§ DIRECTION: In the records below, work out how many lines hold the word "from". Report the number alone.

* Begin INPUT ROWS *

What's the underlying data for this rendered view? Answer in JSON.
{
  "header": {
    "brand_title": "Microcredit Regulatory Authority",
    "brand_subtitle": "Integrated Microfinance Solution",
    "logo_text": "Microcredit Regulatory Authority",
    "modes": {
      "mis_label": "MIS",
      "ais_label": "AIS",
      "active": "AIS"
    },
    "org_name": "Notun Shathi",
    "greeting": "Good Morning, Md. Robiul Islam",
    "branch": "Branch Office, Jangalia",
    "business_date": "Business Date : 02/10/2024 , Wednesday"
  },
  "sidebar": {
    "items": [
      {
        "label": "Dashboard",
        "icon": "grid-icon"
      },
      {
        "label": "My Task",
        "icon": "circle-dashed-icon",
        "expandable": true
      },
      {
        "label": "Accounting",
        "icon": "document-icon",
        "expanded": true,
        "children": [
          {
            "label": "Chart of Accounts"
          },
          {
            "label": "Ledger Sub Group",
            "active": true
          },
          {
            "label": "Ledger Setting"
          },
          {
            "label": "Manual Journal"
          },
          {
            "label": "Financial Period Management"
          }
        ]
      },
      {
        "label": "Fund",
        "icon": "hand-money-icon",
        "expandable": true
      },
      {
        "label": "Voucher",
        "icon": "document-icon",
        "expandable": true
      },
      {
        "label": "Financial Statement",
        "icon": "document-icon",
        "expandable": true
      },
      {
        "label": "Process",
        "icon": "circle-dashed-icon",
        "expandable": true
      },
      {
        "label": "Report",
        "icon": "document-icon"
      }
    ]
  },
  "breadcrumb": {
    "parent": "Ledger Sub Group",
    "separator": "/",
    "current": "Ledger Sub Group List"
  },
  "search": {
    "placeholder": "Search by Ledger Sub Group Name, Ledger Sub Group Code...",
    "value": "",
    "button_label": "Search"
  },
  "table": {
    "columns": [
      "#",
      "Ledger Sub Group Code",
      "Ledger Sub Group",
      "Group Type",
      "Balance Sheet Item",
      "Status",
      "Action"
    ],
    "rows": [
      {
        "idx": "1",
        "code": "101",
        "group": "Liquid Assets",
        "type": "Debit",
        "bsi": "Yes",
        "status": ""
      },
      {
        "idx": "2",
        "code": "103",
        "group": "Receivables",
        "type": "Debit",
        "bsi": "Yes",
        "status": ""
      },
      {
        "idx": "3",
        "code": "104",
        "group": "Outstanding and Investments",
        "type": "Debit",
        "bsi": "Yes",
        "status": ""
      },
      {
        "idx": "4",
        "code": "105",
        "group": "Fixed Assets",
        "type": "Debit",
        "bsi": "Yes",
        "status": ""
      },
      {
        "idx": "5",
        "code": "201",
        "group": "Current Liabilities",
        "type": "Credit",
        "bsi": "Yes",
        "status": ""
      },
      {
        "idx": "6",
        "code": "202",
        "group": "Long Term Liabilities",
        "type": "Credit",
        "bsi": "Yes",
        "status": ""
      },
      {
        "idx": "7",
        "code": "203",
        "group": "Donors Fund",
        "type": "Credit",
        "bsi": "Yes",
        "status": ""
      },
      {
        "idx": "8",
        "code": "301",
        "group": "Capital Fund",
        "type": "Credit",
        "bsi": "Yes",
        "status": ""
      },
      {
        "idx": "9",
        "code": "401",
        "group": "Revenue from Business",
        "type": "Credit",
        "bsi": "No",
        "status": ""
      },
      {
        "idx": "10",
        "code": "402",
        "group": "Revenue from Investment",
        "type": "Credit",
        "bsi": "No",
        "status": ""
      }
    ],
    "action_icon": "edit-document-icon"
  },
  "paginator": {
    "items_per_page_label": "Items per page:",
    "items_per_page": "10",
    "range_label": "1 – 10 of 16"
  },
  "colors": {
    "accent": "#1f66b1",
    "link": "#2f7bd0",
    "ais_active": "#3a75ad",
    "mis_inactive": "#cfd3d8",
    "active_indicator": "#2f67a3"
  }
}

* End INPUT ROWS *

§ SOLUTION TO THIS TASK: 2